↓↓↓
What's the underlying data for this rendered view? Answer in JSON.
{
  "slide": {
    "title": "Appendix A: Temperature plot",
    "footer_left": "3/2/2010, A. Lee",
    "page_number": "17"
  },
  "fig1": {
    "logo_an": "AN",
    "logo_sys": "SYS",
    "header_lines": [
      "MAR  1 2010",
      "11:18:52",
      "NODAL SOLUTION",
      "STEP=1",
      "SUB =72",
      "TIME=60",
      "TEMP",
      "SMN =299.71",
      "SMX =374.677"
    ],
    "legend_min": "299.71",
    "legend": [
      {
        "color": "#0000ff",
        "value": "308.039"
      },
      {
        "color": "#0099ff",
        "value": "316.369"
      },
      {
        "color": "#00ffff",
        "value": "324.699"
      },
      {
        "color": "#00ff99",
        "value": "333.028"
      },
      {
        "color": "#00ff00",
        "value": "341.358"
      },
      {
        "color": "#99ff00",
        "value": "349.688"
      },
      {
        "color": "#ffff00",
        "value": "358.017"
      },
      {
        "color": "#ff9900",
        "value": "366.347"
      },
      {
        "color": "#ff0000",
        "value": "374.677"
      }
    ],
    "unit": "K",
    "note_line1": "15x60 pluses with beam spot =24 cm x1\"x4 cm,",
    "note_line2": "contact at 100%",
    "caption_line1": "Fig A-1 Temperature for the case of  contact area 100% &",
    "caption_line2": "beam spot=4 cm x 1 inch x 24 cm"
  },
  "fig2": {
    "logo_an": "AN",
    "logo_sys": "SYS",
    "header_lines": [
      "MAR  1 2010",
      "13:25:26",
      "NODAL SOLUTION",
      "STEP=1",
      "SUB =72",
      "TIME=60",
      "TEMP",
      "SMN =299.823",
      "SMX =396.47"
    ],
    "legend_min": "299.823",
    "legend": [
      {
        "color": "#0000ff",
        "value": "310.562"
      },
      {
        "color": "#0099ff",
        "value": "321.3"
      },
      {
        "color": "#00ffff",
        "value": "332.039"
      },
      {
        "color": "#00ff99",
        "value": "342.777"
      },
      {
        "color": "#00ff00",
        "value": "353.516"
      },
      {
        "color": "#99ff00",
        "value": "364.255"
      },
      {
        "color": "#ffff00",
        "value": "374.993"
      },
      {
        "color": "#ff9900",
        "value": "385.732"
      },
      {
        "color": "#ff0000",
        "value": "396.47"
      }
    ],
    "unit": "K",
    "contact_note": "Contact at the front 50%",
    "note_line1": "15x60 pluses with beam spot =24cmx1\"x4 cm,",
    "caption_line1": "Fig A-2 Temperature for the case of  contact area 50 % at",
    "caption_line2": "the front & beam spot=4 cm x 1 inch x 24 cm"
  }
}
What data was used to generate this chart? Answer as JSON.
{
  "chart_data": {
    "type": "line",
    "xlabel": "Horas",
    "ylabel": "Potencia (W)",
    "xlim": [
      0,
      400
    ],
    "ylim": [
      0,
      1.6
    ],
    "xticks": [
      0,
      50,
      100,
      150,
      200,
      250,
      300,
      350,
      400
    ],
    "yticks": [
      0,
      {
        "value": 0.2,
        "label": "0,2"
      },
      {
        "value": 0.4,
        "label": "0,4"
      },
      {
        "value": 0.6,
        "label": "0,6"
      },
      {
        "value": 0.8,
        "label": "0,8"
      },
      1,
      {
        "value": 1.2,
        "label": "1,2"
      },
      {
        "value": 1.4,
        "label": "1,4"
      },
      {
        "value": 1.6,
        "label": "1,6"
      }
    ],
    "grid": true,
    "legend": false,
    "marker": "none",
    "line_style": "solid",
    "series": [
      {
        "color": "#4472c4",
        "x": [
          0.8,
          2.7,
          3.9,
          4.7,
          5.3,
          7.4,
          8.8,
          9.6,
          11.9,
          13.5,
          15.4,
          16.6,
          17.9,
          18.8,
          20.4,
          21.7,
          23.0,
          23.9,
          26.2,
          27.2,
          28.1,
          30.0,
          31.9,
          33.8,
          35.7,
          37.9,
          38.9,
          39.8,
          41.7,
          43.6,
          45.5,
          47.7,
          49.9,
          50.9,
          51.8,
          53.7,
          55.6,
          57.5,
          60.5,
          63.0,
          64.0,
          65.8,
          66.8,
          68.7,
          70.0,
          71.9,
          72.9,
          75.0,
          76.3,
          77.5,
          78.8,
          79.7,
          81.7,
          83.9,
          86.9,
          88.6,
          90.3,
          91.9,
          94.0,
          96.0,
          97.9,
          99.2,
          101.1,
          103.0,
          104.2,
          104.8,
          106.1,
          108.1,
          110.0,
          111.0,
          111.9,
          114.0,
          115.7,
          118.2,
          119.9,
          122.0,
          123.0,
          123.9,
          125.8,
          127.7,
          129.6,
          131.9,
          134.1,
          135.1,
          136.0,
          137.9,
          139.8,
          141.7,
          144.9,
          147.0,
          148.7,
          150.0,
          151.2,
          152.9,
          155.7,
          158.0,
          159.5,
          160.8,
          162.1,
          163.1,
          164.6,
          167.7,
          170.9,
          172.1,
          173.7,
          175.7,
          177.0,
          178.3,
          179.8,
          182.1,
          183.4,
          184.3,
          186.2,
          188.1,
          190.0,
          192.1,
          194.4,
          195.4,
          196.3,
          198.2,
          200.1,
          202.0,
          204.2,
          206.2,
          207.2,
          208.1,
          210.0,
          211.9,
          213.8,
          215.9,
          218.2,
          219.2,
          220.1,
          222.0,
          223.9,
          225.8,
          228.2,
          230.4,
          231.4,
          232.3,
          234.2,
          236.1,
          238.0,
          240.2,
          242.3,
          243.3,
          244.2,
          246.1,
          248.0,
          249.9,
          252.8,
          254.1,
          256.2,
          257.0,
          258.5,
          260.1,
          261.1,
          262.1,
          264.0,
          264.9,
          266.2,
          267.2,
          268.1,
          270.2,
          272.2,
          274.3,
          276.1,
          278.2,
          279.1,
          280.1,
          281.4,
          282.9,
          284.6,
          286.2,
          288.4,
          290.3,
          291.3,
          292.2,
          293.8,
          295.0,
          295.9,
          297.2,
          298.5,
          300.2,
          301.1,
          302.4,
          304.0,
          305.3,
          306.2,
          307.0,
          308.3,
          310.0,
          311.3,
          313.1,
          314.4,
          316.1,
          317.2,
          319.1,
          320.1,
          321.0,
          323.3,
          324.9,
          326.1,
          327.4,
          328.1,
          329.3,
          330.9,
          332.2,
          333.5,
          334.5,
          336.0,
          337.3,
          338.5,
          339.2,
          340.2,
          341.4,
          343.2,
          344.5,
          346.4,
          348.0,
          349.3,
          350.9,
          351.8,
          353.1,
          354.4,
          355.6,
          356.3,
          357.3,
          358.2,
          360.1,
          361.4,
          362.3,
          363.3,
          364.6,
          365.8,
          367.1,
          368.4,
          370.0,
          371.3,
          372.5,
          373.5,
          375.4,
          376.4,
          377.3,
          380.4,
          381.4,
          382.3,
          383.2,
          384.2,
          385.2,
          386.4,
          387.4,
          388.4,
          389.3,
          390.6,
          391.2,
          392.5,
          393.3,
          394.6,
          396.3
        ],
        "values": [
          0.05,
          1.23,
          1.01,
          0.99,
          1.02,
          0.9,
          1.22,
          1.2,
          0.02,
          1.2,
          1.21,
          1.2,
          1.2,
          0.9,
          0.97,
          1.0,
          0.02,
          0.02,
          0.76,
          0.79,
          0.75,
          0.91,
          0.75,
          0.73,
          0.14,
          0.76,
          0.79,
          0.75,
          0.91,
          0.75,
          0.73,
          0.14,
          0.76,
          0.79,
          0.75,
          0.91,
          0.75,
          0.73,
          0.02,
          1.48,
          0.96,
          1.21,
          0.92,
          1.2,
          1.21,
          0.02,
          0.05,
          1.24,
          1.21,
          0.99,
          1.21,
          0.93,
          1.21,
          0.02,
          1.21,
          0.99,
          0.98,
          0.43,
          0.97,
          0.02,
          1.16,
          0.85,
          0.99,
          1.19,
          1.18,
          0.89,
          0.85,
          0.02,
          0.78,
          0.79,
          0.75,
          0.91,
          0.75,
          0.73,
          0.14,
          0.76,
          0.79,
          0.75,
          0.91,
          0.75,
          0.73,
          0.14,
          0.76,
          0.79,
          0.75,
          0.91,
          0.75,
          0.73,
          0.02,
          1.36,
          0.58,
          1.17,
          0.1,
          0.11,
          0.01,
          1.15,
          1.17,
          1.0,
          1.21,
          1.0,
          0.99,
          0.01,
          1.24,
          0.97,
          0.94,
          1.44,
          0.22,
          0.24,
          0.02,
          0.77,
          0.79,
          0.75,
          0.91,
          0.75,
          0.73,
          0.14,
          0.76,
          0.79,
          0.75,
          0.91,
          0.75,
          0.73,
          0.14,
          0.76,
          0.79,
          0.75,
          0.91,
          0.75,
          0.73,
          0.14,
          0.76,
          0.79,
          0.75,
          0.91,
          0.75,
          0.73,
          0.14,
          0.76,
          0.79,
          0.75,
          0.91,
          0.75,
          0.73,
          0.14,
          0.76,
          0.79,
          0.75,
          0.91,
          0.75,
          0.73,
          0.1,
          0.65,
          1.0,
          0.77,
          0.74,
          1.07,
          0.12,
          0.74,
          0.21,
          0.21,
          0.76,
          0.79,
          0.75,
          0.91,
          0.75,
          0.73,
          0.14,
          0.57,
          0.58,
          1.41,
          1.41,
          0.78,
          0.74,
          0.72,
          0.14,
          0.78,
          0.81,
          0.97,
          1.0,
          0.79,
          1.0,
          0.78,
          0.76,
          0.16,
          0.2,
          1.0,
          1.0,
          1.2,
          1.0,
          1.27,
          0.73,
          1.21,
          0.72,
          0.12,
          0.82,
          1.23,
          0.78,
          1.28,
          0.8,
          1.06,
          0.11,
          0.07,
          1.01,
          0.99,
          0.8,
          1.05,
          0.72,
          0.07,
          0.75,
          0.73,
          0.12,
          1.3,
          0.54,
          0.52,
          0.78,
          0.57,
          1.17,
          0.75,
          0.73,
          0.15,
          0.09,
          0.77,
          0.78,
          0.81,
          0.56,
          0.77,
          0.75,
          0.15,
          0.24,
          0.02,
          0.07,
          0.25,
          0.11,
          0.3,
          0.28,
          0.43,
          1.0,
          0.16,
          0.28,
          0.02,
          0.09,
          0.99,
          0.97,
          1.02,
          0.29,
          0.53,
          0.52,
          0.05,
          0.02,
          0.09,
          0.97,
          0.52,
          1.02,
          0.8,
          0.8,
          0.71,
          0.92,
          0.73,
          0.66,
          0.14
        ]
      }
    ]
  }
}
↑↑↑
**What to do**
Look through the listing above. Pick out each line with "Temperature" and copy it.

**Finished answer**
    "title": "Appendix A: Temperature plot",
    "caption_line1": "Fig A-1 Temperature for the case of  contact area 100% &",
    "caption_line1": "Fig A-2 Temperature for the case of  contact area 50 % at",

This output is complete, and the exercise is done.